### TO DO
Without the images, write out all of the following entries exactly.

Data excerpts
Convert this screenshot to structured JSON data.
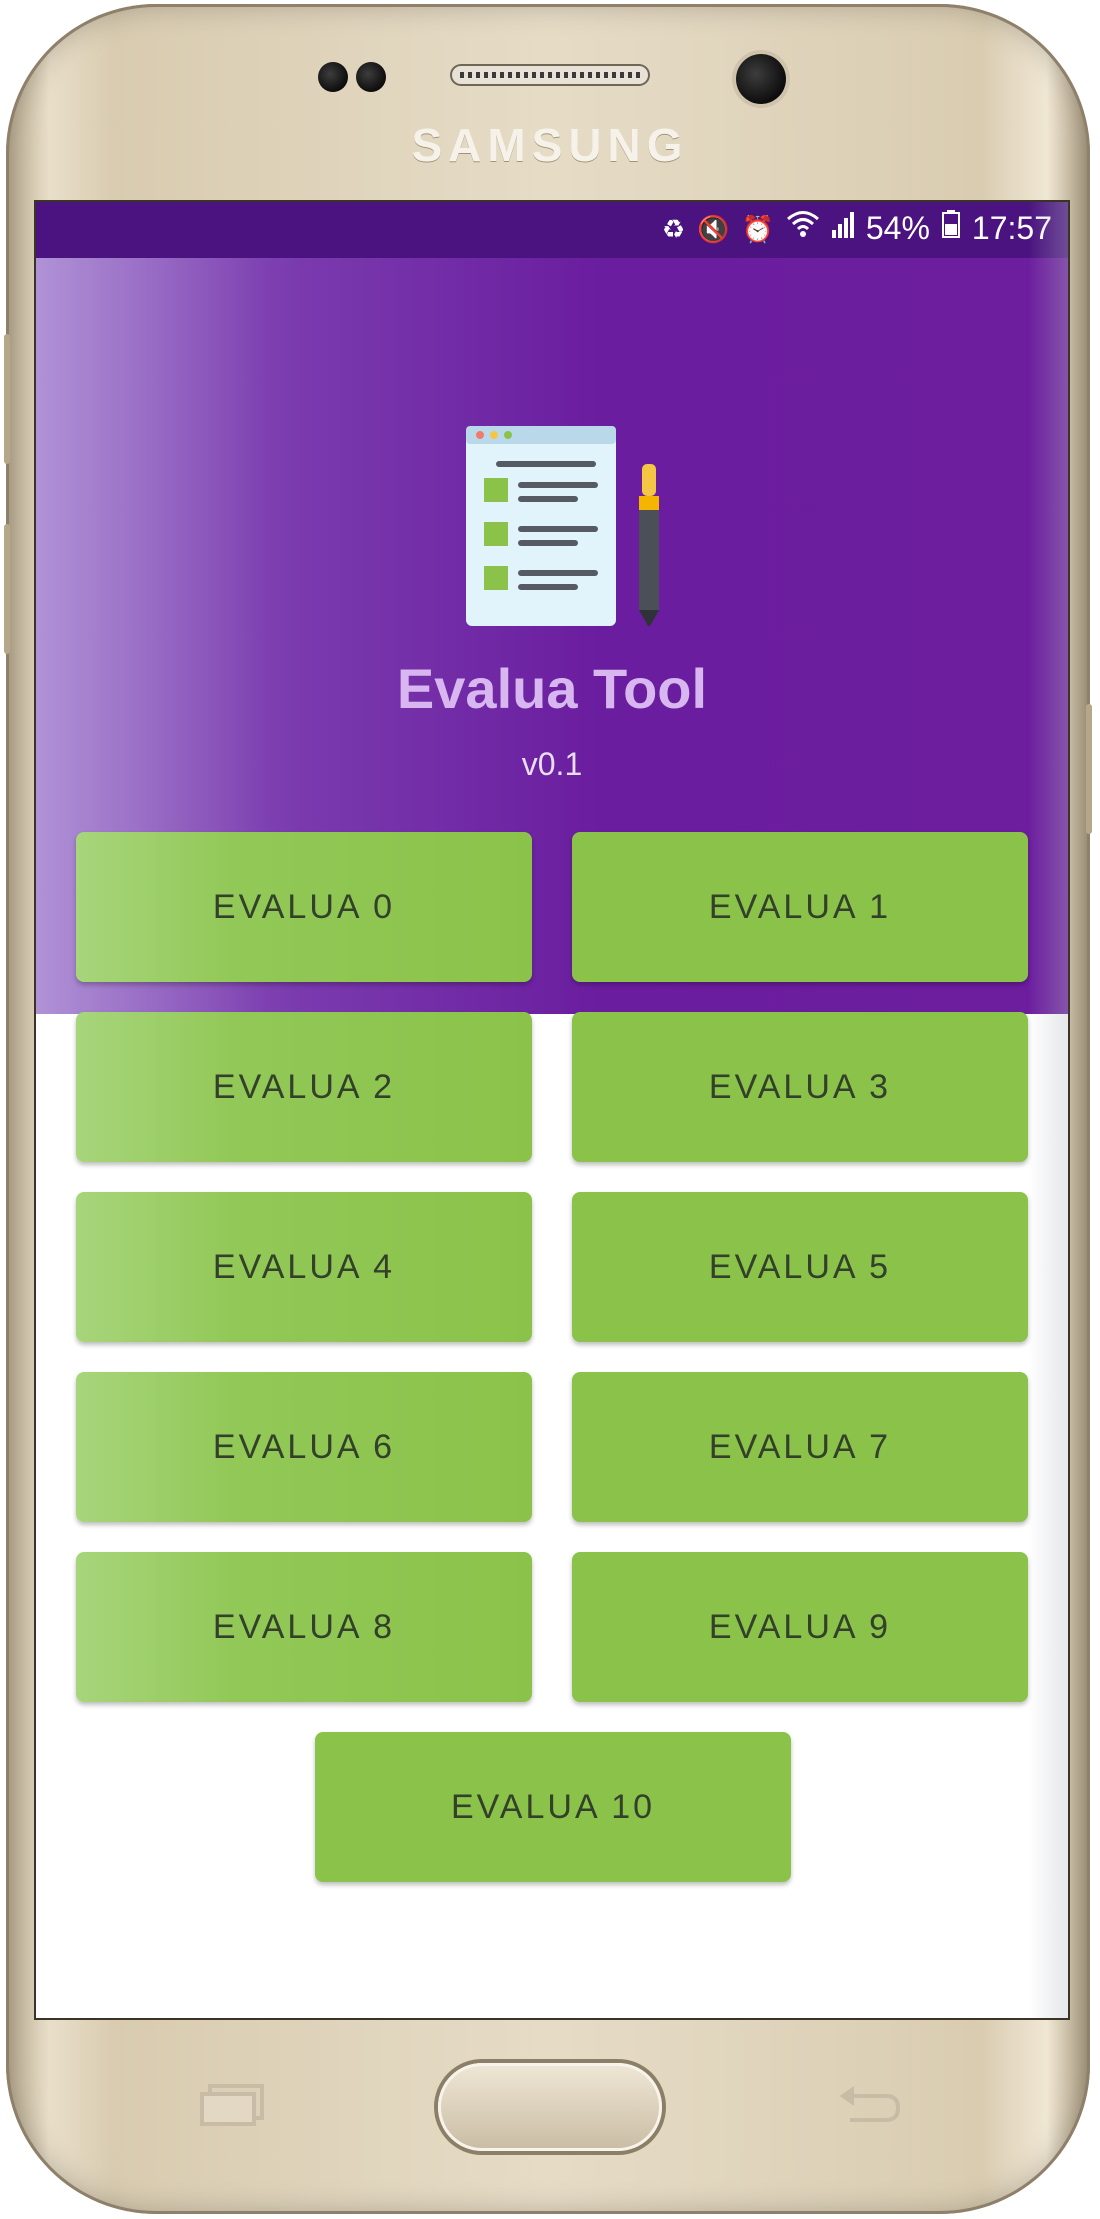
{
  "device": {
    "brand": "SAMSUNG"
  },
  "status_bar": {
    "battery": "54%",
    "time": "17:57",
    "icons": [
      "sync-icon",
      "mute-icon",
      "alarm-icon",
      "wifi-icon",
      "signal-icon",
      "battery-icon"
    ]
  },
  "header": {
    "app_title": "Evalua Tool",
    "version": "v0.1",
    "logo_icon": "checklist-pen-icon"
  },
  "buttons": [
    {
      "label": "EVALUA 0"
    },
    {
      "label": "EVALUA 1"
    },
    {
      "label": "EVALUA 2"
    },
    {
      "label": "EVALUA 3"
    },
    {
      "label": "EVALUA 4"
    },
    {
      "label": "EVALUA 5"
    },
    {
      "label": "EVALUA 6"
    },
    {
      "label": "EVALUA 7"
    },
    {
      "label": "EVALUA 8"
    },
    {
      "label": "EVALUA 9"
    },
    {
      "label": "EVALUA 10"
    }
  ],
  "colors": {
    "header_purple": "#6a1d9f",
    "status_bar": "#4a1380",
    "button_green": "#8bc34a",
    "title_lilac": "#d8b6ef"
  },
  "nav_keys": [
    "recent-apps-icon",
    "home-button",
    "back-icon"
  ]
}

### OUTPUT FOR THIS TASK
Convert this screenshot to structured JSON data.
{
  "device": {
    "brand": "SAMSUNG"
  },
  "status_bar": {
    "battery": "54%",
    "time": "17:57",
    "icons": [
      "sync-icon",
      "mute-icon",
      "alarm-icon",
      "wifi-icon",
      "signal-icon",
      "battery-icon"
    ]
  },
  "header": {
    "app_title": "Evalua Tool",
    "version": "v0.1",
    "logo_icon": "checklist-pen-icon"
  },
  "buttons": [
    {
      "label": "EVALUA 0"
    },
    {
      "label": "EVALUA 1"
    },
    {
      "label": "EVALUA 2"
    },
    {
      "label": "EVALUA 3"
    },
    {
      "label": "EVALUA 4"
    },
    {
      "label": "EVALUA 5"
    },
    {
      "label": "EVALUA 6"
    },
    {
      "label": "EVALUA 7"
    },
    {
      "label": "EVALUA 8"
    },
    {
      "label": "EVALUA 9"
    },
    {
      "label": "EVALUA 10"
    }
  ],
  "colors": {
    "header_purple": "#6a1d9f",
    "status_bar": "#4a1380",
    "button_green": "#8bc34a",
    "title_lilac": "#d8b6ef"
  },
  "nav_keys": [
    "recent-apps-icon",
    "home-button",
    "back-icon"
  ]
}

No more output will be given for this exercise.